[Figure collection entries]
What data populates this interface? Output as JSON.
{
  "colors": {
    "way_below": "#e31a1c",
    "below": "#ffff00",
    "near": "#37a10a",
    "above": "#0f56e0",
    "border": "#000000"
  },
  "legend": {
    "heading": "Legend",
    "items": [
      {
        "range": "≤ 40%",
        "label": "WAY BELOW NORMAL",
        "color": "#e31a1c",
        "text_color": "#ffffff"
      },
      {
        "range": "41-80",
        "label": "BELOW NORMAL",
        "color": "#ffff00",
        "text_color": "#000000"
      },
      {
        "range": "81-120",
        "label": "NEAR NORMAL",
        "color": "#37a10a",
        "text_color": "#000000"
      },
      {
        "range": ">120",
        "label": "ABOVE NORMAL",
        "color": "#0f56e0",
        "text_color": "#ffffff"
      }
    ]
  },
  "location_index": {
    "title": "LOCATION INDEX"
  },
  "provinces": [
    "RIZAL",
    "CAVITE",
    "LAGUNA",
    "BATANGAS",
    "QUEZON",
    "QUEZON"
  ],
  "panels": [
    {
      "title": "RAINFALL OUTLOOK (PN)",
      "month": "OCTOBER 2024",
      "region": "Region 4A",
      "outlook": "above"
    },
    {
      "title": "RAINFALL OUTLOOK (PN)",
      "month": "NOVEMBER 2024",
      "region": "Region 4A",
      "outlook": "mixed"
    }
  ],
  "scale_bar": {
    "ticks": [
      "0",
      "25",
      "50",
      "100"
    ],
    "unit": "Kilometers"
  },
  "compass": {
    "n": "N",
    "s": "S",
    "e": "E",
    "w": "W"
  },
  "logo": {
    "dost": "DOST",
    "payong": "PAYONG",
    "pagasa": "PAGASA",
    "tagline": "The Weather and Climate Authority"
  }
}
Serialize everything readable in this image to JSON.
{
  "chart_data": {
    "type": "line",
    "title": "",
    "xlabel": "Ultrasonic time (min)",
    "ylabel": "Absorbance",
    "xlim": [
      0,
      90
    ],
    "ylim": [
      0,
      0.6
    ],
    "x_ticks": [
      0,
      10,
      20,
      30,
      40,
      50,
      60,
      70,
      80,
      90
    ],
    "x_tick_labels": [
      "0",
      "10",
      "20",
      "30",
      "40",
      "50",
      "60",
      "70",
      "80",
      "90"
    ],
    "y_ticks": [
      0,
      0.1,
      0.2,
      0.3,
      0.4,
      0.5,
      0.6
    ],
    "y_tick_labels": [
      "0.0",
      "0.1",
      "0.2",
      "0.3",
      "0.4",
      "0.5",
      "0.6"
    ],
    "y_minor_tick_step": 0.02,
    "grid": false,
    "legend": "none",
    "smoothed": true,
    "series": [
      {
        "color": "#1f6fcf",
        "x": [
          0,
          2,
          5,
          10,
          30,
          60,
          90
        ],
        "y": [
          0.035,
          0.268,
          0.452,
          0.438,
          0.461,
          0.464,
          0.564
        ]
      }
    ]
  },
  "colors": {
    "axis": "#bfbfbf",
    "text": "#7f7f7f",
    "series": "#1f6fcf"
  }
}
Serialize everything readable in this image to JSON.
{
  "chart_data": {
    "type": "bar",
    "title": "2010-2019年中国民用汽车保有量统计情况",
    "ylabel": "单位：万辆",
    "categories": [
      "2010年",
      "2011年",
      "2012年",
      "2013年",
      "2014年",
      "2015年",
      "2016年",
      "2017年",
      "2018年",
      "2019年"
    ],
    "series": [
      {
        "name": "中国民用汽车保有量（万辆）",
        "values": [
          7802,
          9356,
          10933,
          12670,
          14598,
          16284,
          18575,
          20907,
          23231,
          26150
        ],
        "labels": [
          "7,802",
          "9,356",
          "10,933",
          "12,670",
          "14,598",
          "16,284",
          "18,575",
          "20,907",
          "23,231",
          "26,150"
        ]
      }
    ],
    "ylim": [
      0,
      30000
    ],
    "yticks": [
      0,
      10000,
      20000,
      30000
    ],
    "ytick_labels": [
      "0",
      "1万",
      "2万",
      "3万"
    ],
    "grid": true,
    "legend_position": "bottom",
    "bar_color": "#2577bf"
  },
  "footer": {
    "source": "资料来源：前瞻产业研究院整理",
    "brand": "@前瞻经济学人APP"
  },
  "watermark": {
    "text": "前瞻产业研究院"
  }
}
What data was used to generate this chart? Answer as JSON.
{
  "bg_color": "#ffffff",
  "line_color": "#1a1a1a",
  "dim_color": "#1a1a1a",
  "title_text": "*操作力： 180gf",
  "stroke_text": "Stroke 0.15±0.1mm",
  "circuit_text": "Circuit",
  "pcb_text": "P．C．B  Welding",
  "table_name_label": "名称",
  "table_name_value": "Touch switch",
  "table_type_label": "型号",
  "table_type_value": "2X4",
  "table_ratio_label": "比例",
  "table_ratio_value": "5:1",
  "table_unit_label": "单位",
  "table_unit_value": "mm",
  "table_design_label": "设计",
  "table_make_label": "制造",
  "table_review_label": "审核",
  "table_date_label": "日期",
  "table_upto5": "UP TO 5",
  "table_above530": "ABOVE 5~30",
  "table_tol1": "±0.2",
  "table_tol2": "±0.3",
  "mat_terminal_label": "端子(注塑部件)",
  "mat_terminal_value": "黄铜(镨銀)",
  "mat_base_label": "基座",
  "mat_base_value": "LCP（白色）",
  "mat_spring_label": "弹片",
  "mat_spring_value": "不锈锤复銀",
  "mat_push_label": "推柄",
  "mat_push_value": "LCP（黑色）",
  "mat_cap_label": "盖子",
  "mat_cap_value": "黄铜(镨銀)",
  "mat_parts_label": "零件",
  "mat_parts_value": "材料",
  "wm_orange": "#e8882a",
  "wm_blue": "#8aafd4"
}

Your goal.
Your task is to repeat the data exactly; please include every line.

Final result.
What data populates this interface? Output as JSON.
{
  "colors": {
    "way_below": "#e31a1c",
    "below": "#ffff00",
    "near": "#37a10a",
    "above": "#0f56e0",
    "border": "#000000"
  },
  "legend": {
    "heading": "Legend",
    "items": [
      {
        "range": "≤ 40%",
        "label": "WAY BELOW NORMAL",
        "color": "#e31a1c",
        "text_color": "#ffffff"
      },
      {
        "range": "41-80",
        "label": "BELOW NORMAL",
        "color": "#ffff00",
        "text_color": "#000000"
      },
      {
        "range": "81-120",
        "label": "NEAR NORMAL",
        "color": "#37a10a",
        "text_color": "#000000"
      },
      {
        "range": ">120",
        "label": "ABOVE NORMAL",
        "color": "#0f56e0",
        "text_color": "#ffffff"
      }
    ]
  },
  "location_index": {
    "title": "LOCATION INDEX"
  },
  "provinces": [
    "RIZAL",
    "CAVITE",
    "LAGUNA",
    "BATANGAS",
    "QUEZON",
    "QUEZON"
  ],
  "panels": [
    {
      "title": "RAINFALL OUTLOOK (PN)",
      "month": "OCTOBER 2024",
      "region": "Region 4A",
      "outlook": "above"
    },
    {
      "title": "RAINFALL OUTLOOK (PN)",
      "month": "NOVEMBER 2024",
      "region": "Region 4A",
      "outlook": "mixed"
    }
  ],
  "scale_bar": {
    "ticks": [
      "0",
      "25",
      "50",
      "100"
    ],
    "unit": "Kilometers"
  },
  "compass": {
    "n": "N",
    "s": "S",
    "e": "E",
    "w": "W"
  },
  "logo": {
    "dost": "DOST",
    "payong": "PAYONG",
    "pagasa": "PAGASA",
    "tagline": "The Weather and Climate Authority"
  }
}
Serialize everything readable in this image to JSON.
{
  "chart_data": {
    "type": "line",
    "title": "",
    "xlabel": "Ultrasonic time (min)",
    "ylabel": "Absorbance",
    "xlim": [
      0,
      90
    ],
    "ylim": [
      0,
      0.6
    ],
    "x_ticks": [
      0,
      10,
      20,
      30,
      40,
      50,
      60,
      70,
      80,
      90
    ],
    "x_tick_labels": [
      "0",
      "10",
      "20",
      "30",
      "40",
      "50",
      "60",
      "70",
      "80",
      "90"
    ],
    "y_ticks": [
      0,
      0.1,
      0.2,
      0.3,
      0.4,
      0.5,
      0.6
    ],
    "y_tick_labels": [
      "0.0",
      "0.1",
      "0.2",
      "0.3",
      "0.4",
      "0.5",
      "0.6"
    ],
    "y_minor_tick_step": 0.02,
    "grid": false,
    "legend": "none",
    "smoothed": true,
    "series": [
      {
        "color": "#1f6fcf",
        "x": [
          0,
          2,
          5,
          10,
          30,
          60,
          90
        ],
        "y": [
          0.035,
          0.268,
          0.452,
          0.438,
          0.461,
          0.464,
          0.564
        ]
      }
    ]
  },
  "colors": {
    "axis": "#bfbfbf",
    "text": "#7f7f7f",
    "series": "#1f6fcf"
  }
}
Serialize everything readable in this image to JSON.
{
  "chart_data": {
    "type": "bar",
    "title": "2010-2019年中国民用汽车保有量统计情况",
    "ylabel": "单位：万辆",
    "categories": [
      "2010年",
      "2011年",
      "2012年",
      "2013年",
      "2014年",
      "2015年",
      "2016年",
      "2017年",
      "2018年",
      "2019年"
    ],
    "series": [
      {
        "name": "中国民用汽车保有量（万辆）",
        "values": [
          7802,
          9356,
          10933,
          12670,
          14598,
          16284,
          18575,
          20907,
          23231,
          26150
        ],
        "labels": [
          "7,802",
          "9,356",
          "10,933",
          "12,670",
          "14,598",
          "16,284",
          "18,575",
          "20,907",
          "23,231",
          "26,150"
        ]
      }
    ],
    "ylim": [
      0,
      30000
    ],
    "yticks": [
      0,
      10000,
      20000,
      30000
    ],
    "ytick_labels": [
      "0",
      "1万",
      "2万",
      "3万"
    ],
    "grid": true,
    "legend_position": "bottom",
    "bar_color": "#2577bf"
  },
  "footer": {
    "source": "资料来源：前瞻产业研究院整理",
    "brand": "@前瞻经济学人APP"
  },
  "watermark": {
    "text": "前瞻产业研究院"
  }
}
What data was used to generate this chart? Answer as JSON.
{
  "bg_color": "#ffffff",
  "line_color": "#1a1a1a",
  "dim_color": "#1a1a1a",
  "title_text": "*操作力： 180gf",
  "stroke_text": "Stroke 0.15±0.1mm",
  "circuit_text": "Circuit",
  "pcb_text": "P．C．B  Welding",
  "table_name_label": "名称",
  "table_name_value": "Touch switch",
  "table_type_label": "型号",
  "table_type_value": "2X4",
  "table_ratio_label": "比例",
  "table_ratio_value": "5:1",
  "table_unit_label": "单位",
  "table_unit_value": "mm",
  "table_design_label": "设计",
  "table_make_label": "制造",
  "table_review_label": "审核",
  "table_date_label": "日期",
  "table_upto5": "UP TO 5",
  "table_above530": "ABOVE 5~30",
  "table_tol1": "±0.2",
  "table_tol2": "±0.3",
  "mat_terminal_label": "端子(注塑部件)",
  "mat_terminal_value": "黄铜(镨銀)",
  "mat_base_label": "基座",
  "mat_base_value": "LCP（白色）",
  "mat_spring_label": "弹片",
  "mat_spring_value": "不锈锤复銀",
  "mat_push_label": "推柄",
  "mat_push_value": "LCP（黑色）",
  "mat_cap_label": "盖子",
  "mat_cap_value": "黄铜(镨銀)",
  "mat_parts_label": "零件",
  "mat_parts_value": "材料",
  "wm_orange": "#e8882a",
  "wm_blue": "#8aafd4"
}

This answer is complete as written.